> [Task prompt]: Each entry below should be written out exactly as it is, with no pictures.

(Chart and figure data)
#####

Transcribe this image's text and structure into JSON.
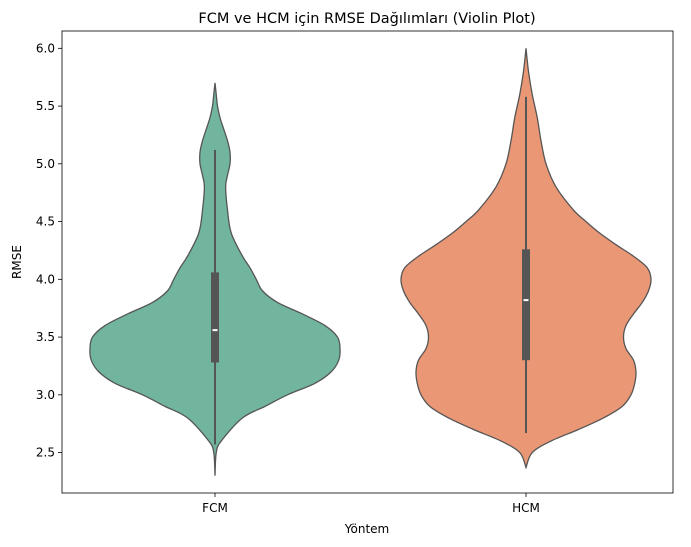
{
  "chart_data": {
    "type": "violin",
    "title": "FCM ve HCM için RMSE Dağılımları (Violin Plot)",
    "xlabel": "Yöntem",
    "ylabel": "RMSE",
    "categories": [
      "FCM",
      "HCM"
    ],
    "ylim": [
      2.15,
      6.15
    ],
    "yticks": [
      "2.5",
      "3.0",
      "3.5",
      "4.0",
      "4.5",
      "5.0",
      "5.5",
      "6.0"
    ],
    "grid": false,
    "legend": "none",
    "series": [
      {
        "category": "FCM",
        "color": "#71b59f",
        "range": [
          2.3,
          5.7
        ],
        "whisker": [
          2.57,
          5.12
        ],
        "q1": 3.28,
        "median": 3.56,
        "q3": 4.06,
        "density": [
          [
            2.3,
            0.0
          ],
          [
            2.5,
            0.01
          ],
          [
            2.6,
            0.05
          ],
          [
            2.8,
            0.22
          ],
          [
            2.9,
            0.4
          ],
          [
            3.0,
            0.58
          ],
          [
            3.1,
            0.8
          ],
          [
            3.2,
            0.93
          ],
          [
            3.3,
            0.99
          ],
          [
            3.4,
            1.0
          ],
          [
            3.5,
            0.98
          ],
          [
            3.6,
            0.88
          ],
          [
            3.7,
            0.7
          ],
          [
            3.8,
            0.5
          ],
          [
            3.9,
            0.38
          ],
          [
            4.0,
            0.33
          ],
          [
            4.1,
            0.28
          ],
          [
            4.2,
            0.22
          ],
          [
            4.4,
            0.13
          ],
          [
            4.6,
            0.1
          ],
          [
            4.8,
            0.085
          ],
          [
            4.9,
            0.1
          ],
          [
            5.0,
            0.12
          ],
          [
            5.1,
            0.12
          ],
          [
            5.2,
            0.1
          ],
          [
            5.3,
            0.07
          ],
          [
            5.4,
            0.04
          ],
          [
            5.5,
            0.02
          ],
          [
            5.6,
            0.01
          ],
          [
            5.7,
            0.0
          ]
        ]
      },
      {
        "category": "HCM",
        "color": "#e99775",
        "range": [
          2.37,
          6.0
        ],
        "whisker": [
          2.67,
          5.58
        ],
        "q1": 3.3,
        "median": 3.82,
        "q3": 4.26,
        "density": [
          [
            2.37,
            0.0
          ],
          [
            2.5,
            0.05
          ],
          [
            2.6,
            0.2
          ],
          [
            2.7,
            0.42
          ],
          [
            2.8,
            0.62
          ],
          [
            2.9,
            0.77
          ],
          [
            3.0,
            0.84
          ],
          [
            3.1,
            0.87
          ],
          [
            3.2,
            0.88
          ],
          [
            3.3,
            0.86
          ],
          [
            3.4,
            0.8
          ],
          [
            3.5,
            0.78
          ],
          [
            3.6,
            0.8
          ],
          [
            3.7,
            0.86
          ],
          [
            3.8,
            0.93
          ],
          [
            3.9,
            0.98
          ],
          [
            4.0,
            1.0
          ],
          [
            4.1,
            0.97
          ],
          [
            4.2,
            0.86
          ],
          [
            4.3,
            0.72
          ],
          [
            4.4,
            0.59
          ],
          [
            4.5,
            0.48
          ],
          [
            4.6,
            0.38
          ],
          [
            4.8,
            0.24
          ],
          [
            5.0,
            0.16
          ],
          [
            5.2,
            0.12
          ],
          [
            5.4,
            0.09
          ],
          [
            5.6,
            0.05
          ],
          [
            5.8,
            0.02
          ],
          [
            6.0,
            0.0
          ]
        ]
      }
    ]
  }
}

#####

> [Written solution]:
Transcribe this image's text and structure into JSON.
{
  "chart_data": {
    "type": "violin",
    "title": "FCM ve HCM için RMSE Dağılımları (Violin Plot)",
    "xlabel": "Yöntem",
    "ylabel": "RMSE",
    "categories": [
      "FCM",
      "HCM"
    ],
    "ylim": [
      2.15,
      6.15
    ],
    "yticks": [
      "2.5",
      "3.0",
      "3.5",
      "4.0",
      "4.5",
      "5.0",
      "5.5",
      "6.0"
    ],
    "grid": false,
    "legend": "none",
    "series": [
      {
        "category": "FCM",
        "color": "#71b59f",
        "range": [
          2.3,
          5.7
        ],
        "whisker": [
          2.57,
          5.12
        ],
        "q1": 3.28,
        "median": 3.56,
        "q3": 4.06,
        "density": [
          [
            2.3,
            0.0
          ],
          [
            2.5,
            0.01
          ],
          [
            2.6,
            0.05
          ],
          [
            2.8,
            0.22
          ],
          [
            2.9,
            0.4
          ],
          [
            3.0,
            0.58
          ],
          [
            3.1,
            0.8
          ],
          [
            3.2,
            0.93
          ],
          [
            3.3,
            0.99
          ],
          [
            3.4,
            1.0
          ],
          [
            3.5,
            0.98
          ],
          [
            3.6,
            0.88
          ],
          [
            3.7,
            0.7
          ],
          [
            3.8,
            0.5
          ],
          [
            3.9,
            0.38
          ],
          [
            4.0,
            0.33
          ],
          [
            4.1,
            0.28
          ],
          [
            4.2,
            0.22
          ],
          [
            4.4,
            0.13
          ],
          [
            4.6,
            0.1
          ],
          [
            4.8,
            0.085
          ],
          [
            4.9,
            0.1
          ],
          [
            5.0,
            0.12
          ],
          [
            5.1,
            0.12
          ],
          [
            5.2,
            0.1
          ],
          [
            5.3,
            0.07
          ],
          [
            5.4,
            0.04
          ],
          [
            5.5,
            0.02
          ],
          [
            5.6,
            0.01
          ],
          [
            5.7,
            0.0
          ]
        ]
      },
      {
        "category": "HCM",
        "color": "#e99775",
        "range": [
          2.37,
          6.0
        ],
        "whisker": [
          2.67,
          5.58
        ],
        "q1": 3.3,
        "median": 3.82,
        "q3": 4.26,
        "density": [
          [
            2.37,
            0.0
          ],
          [
            2.5,
            0.05
          ],
          [
            2.6,
            0.2
          ],
          [
            2.7,
            0.42
          ],
          [
            2.8,
            0.62
          ],
          [
            2.9,
            0.77
          ],
          [
            3.0,
            0.84
          ],
          [
            3.1,
            0.87
          ],
          [
            3.2,
            0.88
          ],
          [
            3.3,
            0.86
          ],
          [
            3.4,
            0.8
          ],
          [
            3.5,
            0.78
          ],
          [
            3.6,
            0.8
          ],
          [
            3.7,
            0.86
          ],
          [
            3.8,
            0.93
          ],
          [
            3.9,
            0.98
          ],
          [
            4.0,
            1.0
          ],
          [
            4.1,
            0.97
          ],
          [
            4.2,
            0.86
          ],
          [
            4.3,
            0.72
          ],
          [
            4.4,
            0.59
          ],
          [
            4.5,
            0.48
          ],
          [
            4.6,
            0.38
          ],
          [
            4.8,
            0.24
          ],
          [
            5.0,
            0.16
          ],
          [
            5.2,
            0.12
          ],
          [
            5.4,
            0.09
          ],
          [
            5.6,
            0.05
          ],
          [
            5.8,
            0.02
          ],
          [
            6.0,
            0.0
          ]
        ]
      }
    ]
  }
}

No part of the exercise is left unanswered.